Task description:
Exact reproduction of the data is required, with images excluded.

═════ Information shown

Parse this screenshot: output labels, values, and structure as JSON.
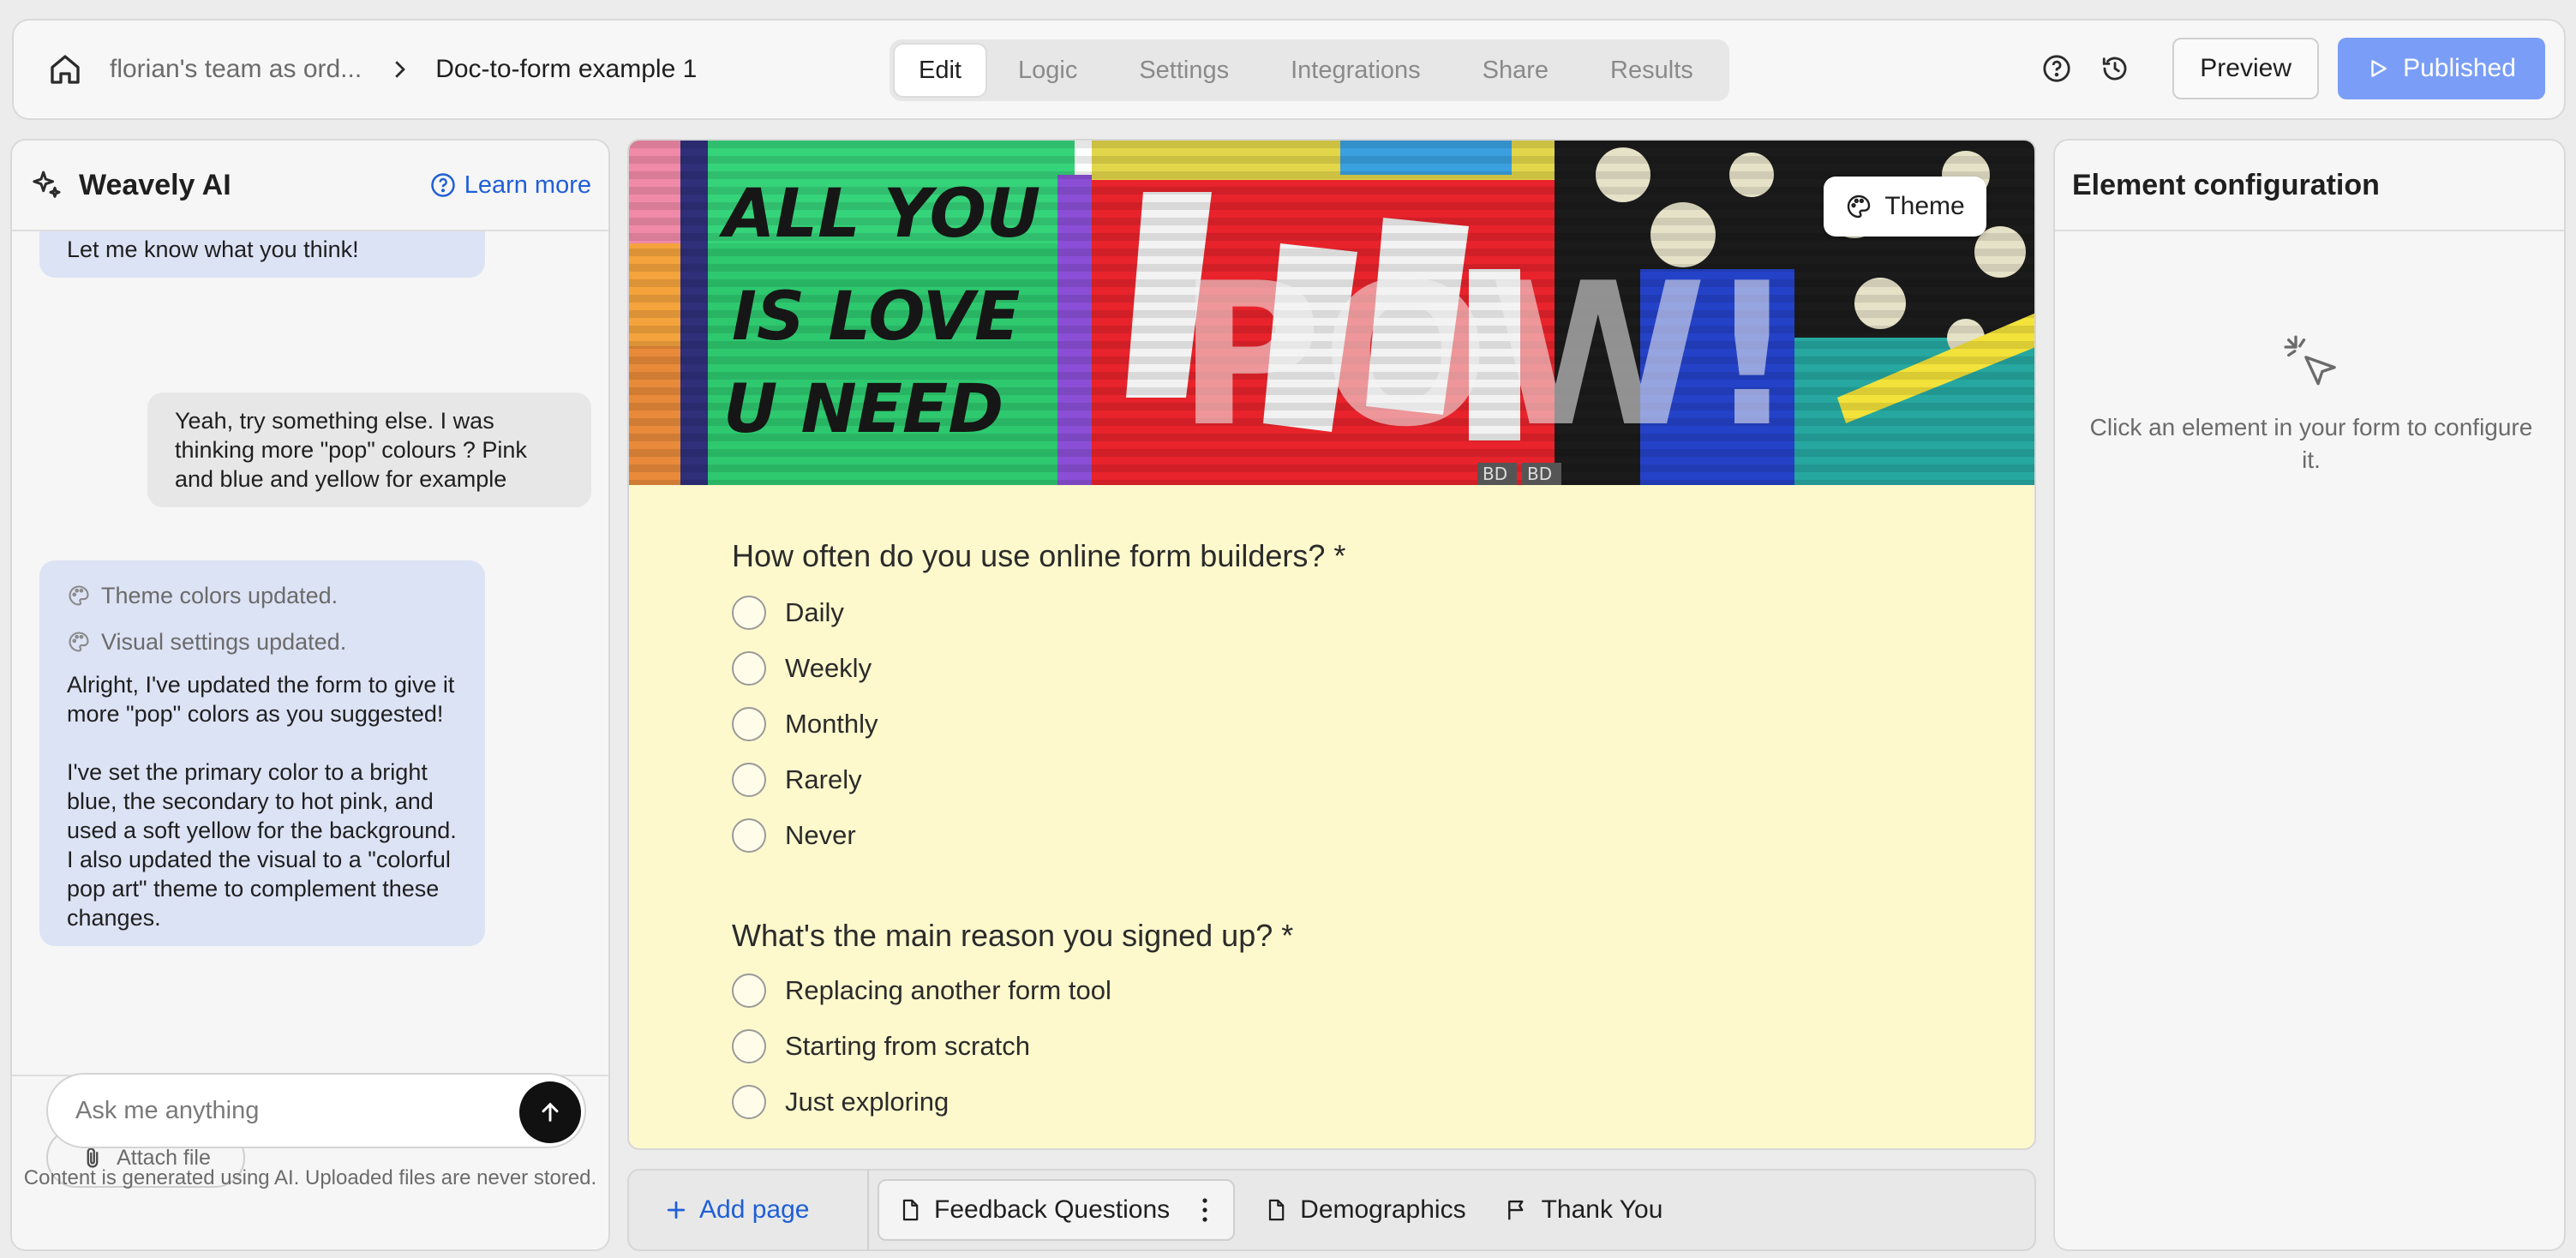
{
  "colors": {
    "accent": "#1f5fd6",
    "published_bg": "#7a9ef7",
    "form_background": "#fef9cc",
    "ai_bubble": "#dce3f5",
    "user_bubble": "#e7e7e7"
  },
  "header": {
    "breadcrumb": {
      "team": "florian's team as ord...",
      "form": "Doc-to-form example 1"
    },
    "tabs": [
      {
        "label": "Edit",
        "active": true
      },
      {
        "label": "Logic",
        "active": false
      },
      {
        "label": "Settings",
        "active": false
      },
      {
        "label": "Integrations",
        "active": false
      },
      {
        "label": "Share",
        "active": false
      },
      {
        "label": "Results",
        "active": false
      }
    ],
    "preview_label": "Preview",
    "published_label": "Published"
  },
  "ai_panel": {
    "title": "Weavely AI",
    "learn_more": "Learn more",
    "messages": {
      "m1": "Let me know what you think!",
      "m2": "Yeah, try something else. I was thinking more \"pop\" colours ? Pink and blue and yellow for example",
      "m3_status_1": "Theme colors updated.",
      "m3_status_2": "Visual settings updated.",
      "m3_p1": "Alright, I've updated the form to give it more \"pop\" colors as you suggested!",
      "m3_p2": "I've set the primary color to a bright blue, the secondary to hot pink, and used a soft yellow for the background. I also updated the visual to a \"colorful pop art\" theme to complement these changes."
    },
    "attach_label": "Attach file",
    "input_placeholder": "Ask me anything",
    "disclaimer": "Content is generated using AI. Uploaded files are never stored."
  },
  "form": {
    "theme_label": "Theme",
    "banner_art": [
      "ALL YOU",
      "IS LOVE",
      "U NEED",
      "POW!"
    ],
    "banner_tags": [
      "BD",
      "BD"
    ],
    "questions": [
      {
        "title": "How often do you use online form builders? *",
        "options": [
          "Daily",
          "Weekly",
          "Monthly",
          "Rarely",
          "Never"
        ]
      },
      {
        "title": "What's the main reason you signed up? *",
        "options": [
          "Replacing another form tool",
          "Starting from scratch",
          "Just exploring"
        ]
      }
    ]
  },
  "pages": {
    "add_label": "Add page",
    "items": [
      {
        "label": "Feedback Questions",
        "active": true
      },
      {
        "label": "Demographics",
        "active": false
      },
      {
        "label": "Thank You",
        "active": false
      }
    ]
  },
  "config_panel": {
    "title": "Element configuration",
    "hint": "Click an element in your form to configure it."
  }
}
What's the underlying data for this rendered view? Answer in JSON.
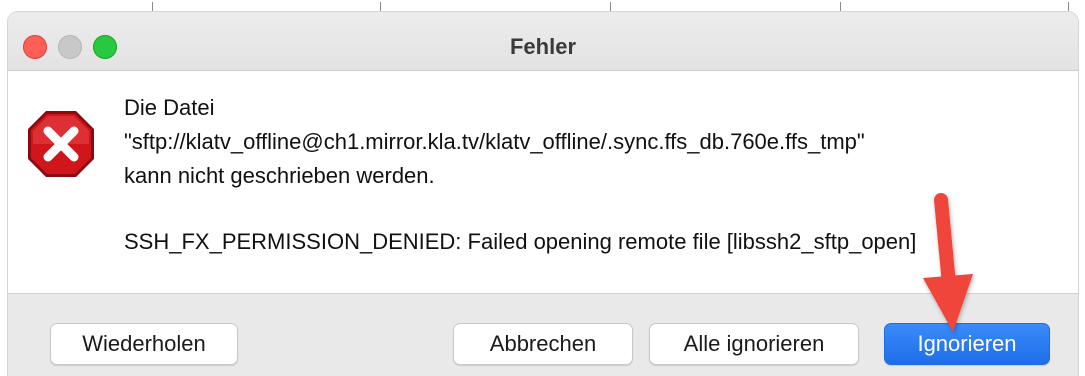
{
  "window": {
    "title": "Fehler"
  },
  "message": {
    "line1": "Die Datei",
    "line2": "\"sftp://klatv_offline@ch1.mirror.kla.tv/klatv_offline/.sync.ffs_db.760e.ffs_tmp\"",
    "line3": "kann nicht geschrieben werden.",
    "detail": "SSH_FX_PERMISSION_DENIED: Failed opening remote file [libssh2_sftp_open]"
  },
  "buttons": {
    "retry": "Wiederholen",
    "cancel": "Abbrechen",
    "ignore_all": "Alle ignorieren",
    "ignore": "Ignorieren"
  },
  "icons": {
    "error": "error-x-icon",
    "annotation": "red-arrow-icon"
  },
  "colors": {
    "close": "#fe5f57",
    "maximize": "#28c840",
    "primary_button": "#1e6de8",
    "error_icon": "#d0161b",
    "annotation_arrow": "#f0443a"
  }
}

══════════

Complete response:
Parse this screenshot: output labels, values, and structure as JSON.
{
  "colors": {
    "accent": "#1f5fd6",
    "published_bg": "#7a9ef7",
    "form_background": "#fef9cc",
    "ai_bubble": "#dce3f5",
    "user_bubble": "#e7e7e7"
  },
  "header": {
    "breadcrumb": {
      "team": "florian's team as ord...",
      "form": "Doc-to-form example 1"
    },
    "tabs": [
      {
        "label": "Edit",
        "active": true
      },
      {
        "label": "Logic",
        "active": false
      },
      {
        "label": "Settings",
        "active": false
      },
      {
        "label": "Integrations",
        "active": false
      },
      {
        "label": "Share",
        "active": false
      },
      {
        "label": "Results",
        "active": false
      }
    ],
    "preview_label": "Preview",
    "published_label": "Published"
  },
  "ai_panel": {
    "title": "Weavely AI",
    "learn_more": "Learn more",
    "messages": {
      "m1": "Let me know what you think!",
      "m2": "Yeah, try something else. I was thinking more \"pop\" colours ? Pink and blue and yellow for example",
      "m3_status_1": "Theme colors updated.",
      "m3_status_2": "Visual settings updated.",
      "m3_p1": "Alright, I've updated the form to give it more \"pop\" colors as you suggested!",
      "m3_p2": "I've set the primary color to a bright blue, the secondary to hot pink, and used a soft yellow for the background. I also updated the visual to a \"colorful pop art\" theme to complement these changes."
    },
    "attach_label": "Attach file",
    "input_placeholder": "Ask me anything",
    "disclaimer": "Content is generated using AI. Uploaded files are never stored."
  },
  "form": {
    "theme_label": "Theme",
    "banner_art": [
      "ALL YOU",
      "IS LOVE",
      "U NEED",
      "POW!"
    ],
    "banner_tags": [
      "BD",
      "BD"
    ],
    "questions": [
      {
        "title": "How often do you use online form builders? *",
        "options": [
          "Daily",
          "Weekly",
          "Monthly",
          "Rarely",
          "Never"
        ]
      },
      {
        "title": "What's the main reason you signed up? *",
        "options": [
          "Replacing another form tool",
          "Starting from scratch",
          "Just exploring"
        ]
      }
    ]
  },
  "pages": {
    "add_label": "Add page",
    "items": [
      {
        "label": "Feedback Questions",
        "active": true
      },
      {
        "label": "Demographics",
        "active": false
      },
      {
        "label": "Thank You",
        "active": false
      }
    ]
  },
  "config_panel": {
    "title": "Element configuration",
    "hint": "Click an element in your form to configure it."
  }
}
What's the underlying data for this rendered view? Answer in JSON.
{
  "window": {
    "title": "Fehler"
  },
  "message": {
    "line1": "Die Datei",
    "line2": "\"sftp://klatv_offline@ch1.mirror.kla.tv/klatv_offline/.sync.ffs_db.760e.ffs_tmp\"",
    "line3": "kann nicht geschrieben werden.",
    "detail": "SSH_FX_PERMISSION_DENIED: Failed opening remote file [libssh2_sftp_open]"
  },
  "buttons": {
    "retry": "Wiederholen",
    "cancel": "Abbrechen",
    "ignore_all": "Alle ignorieren",
    "ignore": "Ignorieren"
  },
  "icons": {
    "error": "error-x-icon",
    "annotation": "red-arrow-icon"
  },
  "colors": {
    "close": "#fe5f57",
    "maximize": "#28c840",
    "primary_button": "#1e6de8",
    "error_icon": "#d0161b",
    "annotation_arrow": "#f0443a"
  }
}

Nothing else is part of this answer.